> _STATED GOAL_:
Reproduce all the entries exactly and keep the pictures out.

** start RECORDS PROVIDED **

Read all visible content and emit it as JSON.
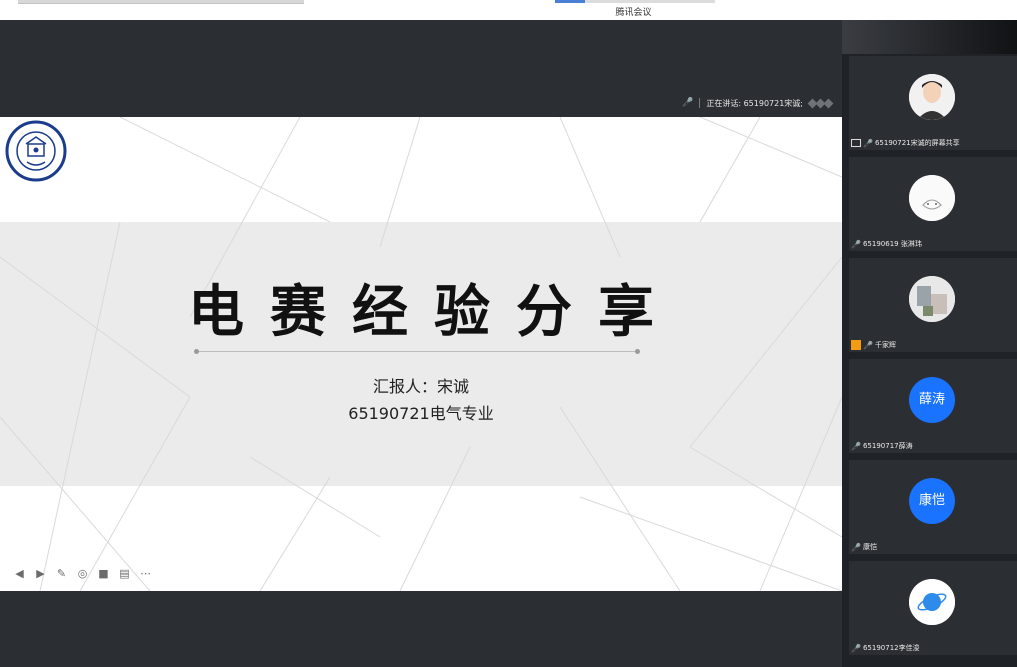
{
  "window": {
    "title": "腾讯会议"
  },
  "speaking": {
    "text": "正在讲话: 65190721宋诚;"
  },
  "slide": {
    "title": "电赛经验分享",
    "reporter": "汇报人：宋诚",
    "major": "65190721电气专业"
  },
  "slide_controls": [
    "prev-icon",
    "play-icon",
    "pen-icon",
    "focus-icon",
    "camera-icon",
    "subtitle-icon",
    "more-icon"
  ],
  "participants": [
    {
      "name": "65190721宋诚的屏幕共享",
      "avatar": "photo-male"
    },
    {
      "name": "65190619 张淋玮",
      "avatar": "cat-sketch"
    },
    {
      "name": "千家辉",
      "avatar": "photo-blur"
    },
    {
      "name": "65190717薛涛",
      "avatar_text": "薛涛"
    },
    {
      "name": "康恺",
      "avatar_text": "康恺"
    },
    {
      "name": "65190712李佳浚",
      "avatar": "planet"
    }
  ],
  "colors": {
    "accent": "#1a73ff",
    "panel": "#2b2e33",
    "bg": "#1f2226"
  }
}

** end RECORDS PROVIDED **

> _RESULT_:
Read all visible content and emit it as JSON.
{
  "window": {
    "title": "腾讯会议"
  },
  "speaking": {
    "text": "正在讲话: 65190721宋诚;"
  },
  "slide": {
    "title": "电赛经验分享",
    "reporter": "汇报人：宋诚",
    "major": "65190721电气专业"
  },
  "slide_controls": [
    "prev-icon",
    "play-icon",
    "pen-icon",
    "focus-icon",
    "camera-icon",
    "subtitle-icon",
    "more-icon"
  ],
  "participants": [
    {
      "name": "65190721宋诚的屏幕共享",
      "avatar": "photo-male"
    },
    {
      "name": "65190619 张淋玮",
      "avatar": "cat-sketch"
    },
    {
      "name": "千家辉",
      "avatar": "photo-blur"
    },
    {
      "name": "65190717薛涛",
      "avatar_text": "薛涛"
    },
    {
      "name": "康恺",
      "avatar_text": "康恺"
    },
    {
      "name": "65190712李佳浚",
      "avatar": "planet"
    }
  ],
  "colors": {
    "accent": "#1a73ff",
    "panel": "#2b2e33",
    "bg": "#1f2226"
  }
}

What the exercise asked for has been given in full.